(Job): Transcribe all of the material exactly, except for its pictures.

(Materials provided):
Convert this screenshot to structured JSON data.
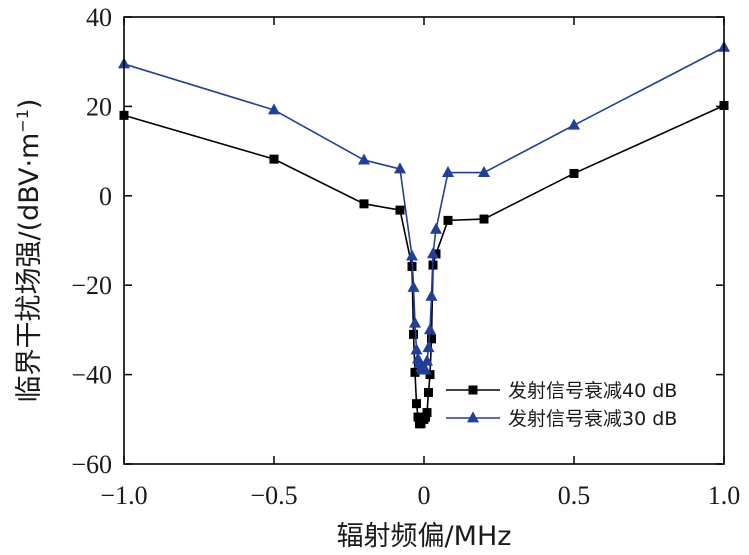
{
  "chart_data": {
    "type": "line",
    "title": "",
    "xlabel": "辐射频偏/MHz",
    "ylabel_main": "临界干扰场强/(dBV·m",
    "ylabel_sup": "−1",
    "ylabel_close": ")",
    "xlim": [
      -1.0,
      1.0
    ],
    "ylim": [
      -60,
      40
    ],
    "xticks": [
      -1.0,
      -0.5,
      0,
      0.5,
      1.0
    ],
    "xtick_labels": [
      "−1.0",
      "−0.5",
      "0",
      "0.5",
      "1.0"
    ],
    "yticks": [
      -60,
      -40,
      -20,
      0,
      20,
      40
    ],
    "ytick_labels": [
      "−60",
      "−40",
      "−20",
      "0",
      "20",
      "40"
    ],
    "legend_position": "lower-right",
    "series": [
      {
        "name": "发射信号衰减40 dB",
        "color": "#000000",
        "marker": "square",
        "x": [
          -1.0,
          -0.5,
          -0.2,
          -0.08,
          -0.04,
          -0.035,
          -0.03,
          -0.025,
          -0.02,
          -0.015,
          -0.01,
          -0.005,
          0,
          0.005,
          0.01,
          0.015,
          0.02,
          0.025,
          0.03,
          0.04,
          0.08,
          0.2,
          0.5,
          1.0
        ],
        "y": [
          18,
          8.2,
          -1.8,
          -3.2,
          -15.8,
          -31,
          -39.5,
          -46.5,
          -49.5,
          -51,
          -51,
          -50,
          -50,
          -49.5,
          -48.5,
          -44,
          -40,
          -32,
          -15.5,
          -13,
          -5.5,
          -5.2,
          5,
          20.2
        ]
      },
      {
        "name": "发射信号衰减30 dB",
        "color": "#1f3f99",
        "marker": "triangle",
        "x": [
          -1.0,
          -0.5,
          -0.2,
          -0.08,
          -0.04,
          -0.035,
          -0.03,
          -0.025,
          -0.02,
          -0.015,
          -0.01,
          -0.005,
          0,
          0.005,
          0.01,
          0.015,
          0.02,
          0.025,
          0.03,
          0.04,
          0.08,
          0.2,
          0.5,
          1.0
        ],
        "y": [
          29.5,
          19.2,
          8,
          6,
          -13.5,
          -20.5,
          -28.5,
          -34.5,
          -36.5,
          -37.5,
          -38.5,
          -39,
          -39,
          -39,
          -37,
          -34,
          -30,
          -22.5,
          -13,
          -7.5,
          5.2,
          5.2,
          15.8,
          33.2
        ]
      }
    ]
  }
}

(Written reply):
Convert this screenshot to structured JSON data.
{
  "chart_data": {
    "type": "line",
    "title": "",
    "xlabel": "辐射频偏/MHz",
    "ylabel_main": "临界干扰场强/(dBV·m",
    "ylabel_sup": "−1",
    "ylabel_close": ")",
    "xlim": [
      -1.0,
      1.0
    ],
    "ylim": [
      -60,
      40
    ],
    "xticks": [
      -1.0,
      -0.5,
      0,
      0.5,
      1.0
    ],
    "xtick_labels": [
      "−1.0",
      "−0.5",
      "0",
      "0.5",
      "1.0"
    ],
    "yticks": [
      -60,
      -40,
      -20,
      0,
      20,
      40
    ],
    "ytick_labels": [
      "−60",
      "−40",
      "−20",
      "0",
      "20",
      "40"
    ],
    "legend_position": "lower-right",
    "series": [
      {
        "name": "发射信号衰减40 dB",
        "color": "#000000",
        "marker": "square",
        "x": [
          -1.0,
          -0.5,
          -0.2,
          -0.08,
          -0.04,
          -0.035,
          -0.03,
          -0.025,
          -0.02,
          -0.015,
          -0.01,
          -0.005,
          0,
          0.005,
          0.01,
          0.015,
          0.02,
          0.025,
          0.03,
          0.04,
          0.08,
          0.2,
          0.5,
          1.0
        ],
        "y": [
          18,
          8.2,
          -1.8,
          -3.2,
          -15.8,
          -31,
          -39.5,
          -46.5,
          -49.5,
          -51,
          -51,
          -50,
          -50,
          -49.5,
          -48.5,
          -44,
          -40,
          -32,
          -15.5,
          -13,
          -5.5,
          -5.2,
          5,
          20.2
        ]
      },
      {
        "name": "发射信号衰减30 dB",
        "color": "#1f3f99",
        "marker": "triangle",
        "x": [
          -1.0,
          -0.5,
          -0.2,
          -0.08,
          -0.04,
          -0.035,
          -0.03,
          -0.025,
          -0.02,
          -0.015,
          -0.01,
          -0.005,
          0,
          0.005,
          0.01,
          0.015,
          0.02,
          0.025,
          0.03,
          0.04,
          0.08,
          0.2,
          0.5,
          1.0
        ],
        "y": [
          29.5,
          19.2,
          8,
          6,
          -13.5,
          -20.5,
          -28.5,
          -34.5,
          -36.5,
          -37.5,
          -38.5,
          -39,
          -39,
          -39,
          -37,
          -34,
          -30,
          -22.5,
          -13,
          -7.5,
          5.2,
          5.2,
          15.8,
          33.2
        ]
      }
    ]
  }
}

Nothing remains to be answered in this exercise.